### Written exercise:
Give back the line where "Read this page and output its text content." appears and all the lines after it until the listing ends, unchanged and with nothing else.

### Excerpted data:
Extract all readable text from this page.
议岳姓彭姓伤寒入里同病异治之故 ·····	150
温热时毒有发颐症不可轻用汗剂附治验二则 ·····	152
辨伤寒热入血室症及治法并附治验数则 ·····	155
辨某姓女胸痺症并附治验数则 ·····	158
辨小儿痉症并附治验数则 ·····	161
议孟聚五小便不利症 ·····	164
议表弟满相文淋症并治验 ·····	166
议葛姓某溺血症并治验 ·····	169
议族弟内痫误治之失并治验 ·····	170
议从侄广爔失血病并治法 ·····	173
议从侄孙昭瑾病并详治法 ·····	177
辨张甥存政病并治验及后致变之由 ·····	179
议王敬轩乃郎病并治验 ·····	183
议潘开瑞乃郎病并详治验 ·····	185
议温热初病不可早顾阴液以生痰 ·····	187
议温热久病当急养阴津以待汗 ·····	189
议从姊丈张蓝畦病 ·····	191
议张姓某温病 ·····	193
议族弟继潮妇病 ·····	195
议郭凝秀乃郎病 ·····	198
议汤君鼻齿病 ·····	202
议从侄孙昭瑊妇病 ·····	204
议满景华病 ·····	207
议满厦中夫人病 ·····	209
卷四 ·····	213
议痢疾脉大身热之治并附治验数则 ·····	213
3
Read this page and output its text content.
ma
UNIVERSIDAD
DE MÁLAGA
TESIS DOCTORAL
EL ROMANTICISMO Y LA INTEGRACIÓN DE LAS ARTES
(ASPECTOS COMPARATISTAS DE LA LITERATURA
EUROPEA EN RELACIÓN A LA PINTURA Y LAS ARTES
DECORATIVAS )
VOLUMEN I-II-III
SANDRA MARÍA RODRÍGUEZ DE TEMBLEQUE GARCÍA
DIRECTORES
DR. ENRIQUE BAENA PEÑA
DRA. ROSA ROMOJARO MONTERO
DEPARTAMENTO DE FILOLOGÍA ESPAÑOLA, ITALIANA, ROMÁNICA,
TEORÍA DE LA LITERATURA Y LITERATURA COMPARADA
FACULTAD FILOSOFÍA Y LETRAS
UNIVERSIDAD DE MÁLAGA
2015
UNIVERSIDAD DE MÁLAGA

### Solution for this task:
Read this page and output its text content.
ma
UNIVERSIDAD
DE MÁLAGA
TESIS DOCTORAL
EL ROMANTICISMO Y LA INTEGRACIÓN DE LAS ARTES
(ASPECTOS COMPARATISTAS DE LA LITERATURA
EUROPEA EN RELACIÓN A LA PINTURA Y LAS ARTES
DECORATIVAS )
VOLUMEN I-II-III
SANDRA MARÍA RODRÍGUEZ DE TEMBLEQUE GARCÍA
DIRECTORES
DR. ENRIQUE BAENA PEÑA
DRA. ROSA ROMOJARO MONTERO
DEPARTAMENTO DE FILOLOGÍA ESPAÑOLA, ITALIANA, ROMÁNICA,
TEORÍA DE LA LITERATURA Y LITERATURA COMPARADA
FACULTAD FILOSOFÍA Y LETRAS
UNIVERSIDAD DE MÁLAGA
2015
UNIVERSIDAD DE MÁLAGA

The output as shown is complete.